Aim of the task
Select, from the data, each line where "TradeWave" occurs.
◇ ◇ ◇ ◇
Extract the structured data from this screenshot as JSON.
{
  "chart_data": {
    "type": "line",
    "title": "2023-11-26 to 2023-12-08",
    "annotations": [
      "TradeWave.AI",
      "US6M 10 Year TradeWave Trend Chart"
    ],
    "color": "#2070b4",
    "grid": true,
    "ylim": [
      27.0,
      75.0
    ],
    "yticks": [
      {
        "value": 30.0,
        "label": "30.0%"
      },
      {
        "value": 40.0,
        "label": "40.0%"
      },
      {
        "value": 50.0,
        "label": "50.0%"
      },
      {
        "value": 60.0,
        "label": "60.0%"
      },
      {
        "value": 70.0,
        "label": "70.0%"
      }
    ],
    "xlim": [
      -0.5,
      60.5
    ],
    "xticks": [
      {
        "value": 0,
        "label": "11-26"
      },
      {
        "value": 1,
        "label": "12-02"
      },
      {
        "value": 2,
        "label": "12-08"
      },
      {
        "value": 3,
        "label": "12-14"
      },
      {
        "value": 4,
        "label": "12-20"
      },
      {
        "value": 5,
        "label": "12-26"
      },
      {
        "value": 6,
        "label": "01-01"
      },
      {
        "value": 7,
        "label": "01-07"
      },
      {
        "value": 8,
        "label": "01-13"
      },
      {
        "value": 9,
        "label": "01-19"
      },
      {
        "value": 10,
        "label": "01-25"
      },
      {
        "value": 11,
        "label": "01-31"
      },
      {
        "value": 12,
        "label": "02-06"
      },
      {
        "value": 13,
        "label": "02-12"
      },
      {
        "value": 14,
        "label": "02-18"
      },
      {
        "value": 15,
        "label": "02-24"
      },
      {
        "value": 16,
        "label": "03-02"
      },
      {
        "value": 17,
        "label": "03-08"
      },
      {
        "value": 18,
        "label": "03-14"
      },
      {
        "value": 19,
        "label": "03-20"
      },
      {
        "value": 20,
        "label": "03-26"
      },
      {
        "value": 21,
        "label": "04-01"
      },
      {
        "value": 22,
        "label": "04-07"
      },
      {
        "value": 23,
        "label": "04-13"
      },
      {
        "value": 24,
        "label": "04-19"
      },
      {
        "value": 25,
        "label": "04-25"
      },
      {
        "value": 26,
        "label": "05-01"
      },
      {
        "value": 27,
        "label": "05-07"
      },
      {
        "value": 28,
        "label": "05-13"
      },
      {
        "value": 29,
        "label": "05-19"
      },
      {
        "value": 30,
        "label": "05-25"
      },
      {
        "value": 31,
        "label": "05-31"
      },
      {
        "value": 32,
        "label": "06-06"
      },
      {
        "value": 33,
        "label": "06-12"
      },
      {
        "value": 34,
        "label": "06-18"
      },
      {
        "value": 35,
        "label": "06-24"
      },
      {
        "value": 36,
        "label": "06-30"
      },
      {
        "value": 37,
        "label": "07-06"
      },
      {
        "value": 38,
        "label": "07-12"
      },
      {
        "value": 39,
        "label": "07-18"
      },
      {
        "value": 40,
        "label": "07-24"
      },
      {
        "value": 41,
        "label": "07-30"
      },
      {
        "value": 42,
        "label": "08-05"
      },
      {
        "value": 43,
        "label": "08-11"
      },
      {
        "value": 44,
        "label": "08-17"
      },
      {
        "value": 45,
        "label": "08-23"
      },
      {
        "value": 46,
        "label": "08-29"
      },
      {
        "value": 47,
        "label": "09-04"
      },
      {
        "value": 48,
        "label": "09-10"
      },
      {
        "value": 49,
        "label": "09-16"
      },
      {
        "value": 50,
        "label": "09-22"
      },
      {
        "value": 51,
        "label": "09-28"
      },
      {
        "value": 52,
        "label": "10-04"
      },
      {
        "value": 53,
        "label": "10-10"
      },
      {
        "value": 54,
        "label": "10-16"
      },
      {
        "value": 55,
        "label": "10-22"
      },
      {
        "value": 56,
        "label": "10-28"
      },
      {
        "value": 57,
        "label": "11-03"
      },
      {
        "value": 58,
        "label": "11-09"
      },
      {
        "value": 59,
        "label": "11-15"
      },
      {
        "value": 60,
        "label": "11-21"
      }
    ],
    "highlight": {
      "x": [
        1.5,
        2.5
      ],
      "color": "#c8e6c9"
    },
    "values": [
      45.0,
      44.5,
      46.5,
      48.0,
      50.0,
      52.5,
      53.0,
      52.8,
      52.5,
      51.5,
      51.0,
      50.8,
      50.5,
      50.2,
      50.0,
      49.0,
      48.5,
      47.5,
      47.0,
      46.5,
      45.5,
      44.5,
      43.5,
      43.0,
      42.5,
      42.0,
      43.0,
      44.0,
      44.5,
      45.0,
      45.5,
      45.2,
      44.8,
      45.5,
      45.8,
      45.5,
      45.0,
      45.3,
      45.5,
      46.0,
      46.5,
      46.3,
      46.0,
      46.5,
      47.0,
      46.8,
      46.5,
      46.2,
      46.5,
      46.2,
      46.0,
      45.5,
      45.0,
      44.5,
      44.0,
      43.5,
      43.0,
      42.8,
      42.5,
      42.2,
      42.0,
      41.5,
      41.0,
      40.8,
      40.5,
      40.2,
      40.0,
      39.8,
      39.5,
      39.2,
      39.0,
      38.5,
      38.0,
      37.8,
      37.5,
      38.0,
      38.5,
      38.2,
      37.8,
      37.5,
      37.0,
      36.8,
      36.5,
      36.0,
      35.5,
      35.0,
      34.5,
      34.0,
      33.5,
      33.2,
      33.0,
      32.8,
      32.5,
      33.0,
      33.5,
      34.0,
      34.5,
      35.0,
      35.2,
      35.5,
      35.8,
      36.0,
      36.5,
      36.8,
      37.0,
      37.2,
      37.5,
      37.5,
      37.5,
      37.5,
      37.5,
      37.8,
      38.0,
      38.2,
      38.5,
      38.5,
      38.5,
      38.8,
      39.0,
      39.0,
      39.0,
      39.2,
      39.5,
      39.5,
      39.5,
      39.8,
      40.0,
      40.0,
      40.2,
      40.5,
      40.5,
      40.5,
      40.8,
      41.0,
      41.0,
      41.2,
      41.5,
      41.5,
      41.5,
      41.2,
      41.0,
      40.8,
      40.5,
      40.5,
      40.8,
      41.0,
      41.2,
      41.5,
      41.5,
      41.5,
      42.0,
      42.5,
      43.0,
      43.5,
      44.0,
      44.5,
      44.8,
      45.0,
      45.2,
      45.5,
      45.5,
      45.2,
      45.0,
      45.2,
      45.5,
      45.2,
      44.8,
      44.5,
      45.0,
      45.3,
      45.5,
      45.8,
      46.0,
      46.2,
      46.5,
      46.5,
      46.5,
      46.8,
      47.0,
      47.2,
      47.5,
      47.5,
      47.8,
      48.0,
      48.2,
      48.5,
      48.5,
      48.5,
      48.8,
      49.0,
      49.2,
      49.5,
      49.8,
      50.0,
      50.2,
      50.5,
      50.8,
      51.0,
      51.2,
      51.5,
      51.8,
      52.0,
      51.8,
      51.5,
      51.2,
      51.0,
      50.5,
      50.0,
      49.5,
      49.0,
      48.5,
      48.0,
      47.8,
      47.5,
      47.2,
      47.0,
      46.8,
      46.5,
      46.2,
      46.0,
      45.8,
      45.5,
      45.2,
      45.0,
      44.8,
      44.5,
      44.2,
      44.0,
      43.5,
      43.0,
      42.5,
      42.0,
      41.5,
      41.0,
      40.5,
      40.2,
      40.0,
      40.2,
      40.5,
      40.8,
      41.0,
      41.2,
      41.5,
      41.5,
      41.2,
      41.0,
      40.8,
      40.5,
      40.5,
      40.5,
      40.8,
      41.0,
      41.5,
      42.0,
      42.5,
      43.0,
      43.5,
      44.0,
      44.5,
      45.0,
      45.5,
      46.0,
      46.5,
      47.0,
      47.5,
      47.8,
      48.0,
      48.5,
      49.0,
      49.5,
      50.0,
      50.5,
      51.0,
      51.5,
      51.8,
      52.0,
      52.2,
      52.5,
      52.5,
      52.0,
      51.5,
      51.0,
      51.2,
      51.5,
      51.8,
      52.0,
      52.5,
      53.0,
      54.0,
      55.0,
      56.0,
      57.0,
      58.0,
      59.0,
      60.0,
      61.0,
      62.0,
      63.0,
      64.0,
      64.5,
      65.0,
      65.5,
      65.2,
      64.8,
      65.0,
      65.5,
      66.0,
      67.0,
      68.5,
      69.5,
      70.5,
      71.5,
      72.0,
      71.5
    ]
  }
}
◇ ◇ ◇ ◇
Complete response
      "TradeWave.AI",
      "US6M 10 Year TradeWave Trend Chart"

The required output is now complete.